__Quoted text__:
____
Struct DrawProcess 

pub struct DrawProcess { /* private fields */ }

A structure that can display text inside a grid.
Cloning chunk processes is bad practice! Use it only if you have to.

Implementations

impl DrawProcess

pub fn width(&self) -> usize

Gets the chunk’s width - the number of characters that can be displayed on a line.

let mut grid = grid::Frame::new(30, 30, 100, 100).next_frame();
let mut process = grid.into_process(grid::DividerStrategy::Beginning);
assert_eq!(process.width(), 70);

pub fn height(&self) -> usize

Gets the chunk’s height - the number of lines that can fit in it.

let mut grid = grid::Frame::new(30, 30, 100, 100).next_frame();
let mut process = grid.into_process(grid::DividerStrategy::Beginning);
assert_eq!(process.height(), 70);

pub fn start_x(&self) -> usize

Gets the x position where the process begins.

let mut grid = grid::Frame::new(30, 30, 100, 100).next_frame();
let mut process = grid.into_process(grid::DividerStrategy::Beginning);
assert_eq!(process.start_x(), 30);

pub fn start_y(&self) -> usize

Gets the y position where the process begins.
____
__Material supplied__:

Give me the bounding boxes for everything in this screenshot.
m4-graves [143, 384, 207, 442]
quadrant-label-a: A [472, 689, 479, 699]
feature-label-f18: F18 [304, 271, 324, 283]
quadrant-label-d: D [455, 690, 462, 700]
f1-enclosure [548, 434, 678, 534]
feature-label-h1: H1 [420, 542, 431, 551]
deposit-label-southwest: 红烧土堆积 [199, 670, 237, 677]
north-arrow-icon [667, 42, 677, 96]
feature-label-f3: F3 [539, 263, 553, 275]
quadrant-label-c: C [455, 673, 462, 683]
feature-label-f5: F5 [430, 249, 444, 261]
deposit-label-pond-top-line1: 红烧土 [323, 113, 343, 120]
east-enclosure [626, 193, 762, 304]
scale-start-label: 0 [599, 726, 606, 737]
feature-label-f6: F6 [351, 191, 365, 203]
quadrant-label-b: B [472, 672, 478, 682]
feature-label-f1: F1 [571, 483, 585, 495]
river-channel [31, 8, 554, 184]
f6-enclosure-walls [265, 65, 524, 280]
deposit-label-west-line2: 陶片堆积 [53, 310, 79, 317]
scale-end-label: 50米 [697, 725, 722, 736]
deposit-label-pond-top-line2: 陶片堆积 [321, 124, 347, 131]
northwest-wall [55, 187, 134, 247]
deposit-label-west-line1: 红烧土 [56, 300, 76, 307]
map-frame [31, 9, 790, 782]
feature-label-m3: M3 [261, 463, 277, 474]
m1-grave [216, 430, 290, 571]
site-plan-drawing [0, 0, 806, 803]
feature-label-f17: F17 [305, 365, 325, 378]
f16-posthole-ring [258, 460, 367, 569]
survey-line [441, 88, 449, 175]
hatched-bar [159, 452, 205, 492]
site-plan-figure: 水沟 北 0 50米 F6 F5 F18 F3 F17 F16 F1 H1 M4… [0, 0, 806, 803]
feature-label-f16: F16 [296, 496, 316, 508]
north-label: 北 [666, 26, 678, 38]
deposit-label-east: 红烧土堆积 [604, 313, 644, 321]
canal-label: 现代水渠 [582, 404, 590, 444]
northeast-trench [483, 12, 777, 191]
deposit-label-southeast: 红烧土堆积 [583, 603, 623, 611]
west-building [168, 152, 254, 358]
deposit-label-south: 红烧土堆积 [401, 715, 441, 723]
____
__Actions to take__:
• 1. Can you extract the passage of the DrawProcess documentation from "pub struct DrawProcess" up to and including "displayed on a line."?
• 2. What are the names of all the methods that the DrawProcess documentation lists under "impl DrawProcess"?

__Results for the exercise__:
• 1.
pub struct DrawProcess { /* private fields */ }

A structure that can display text inside a grid.
Cloning chunk processes is bad practice! Use it only if you have to.

Implementations

impl DrawProcess

pub fn width(&self) -> usize

Gets the chunk’s width - the number of characters that can be displayed on a line.

• 2.
width
height
start_x
start_y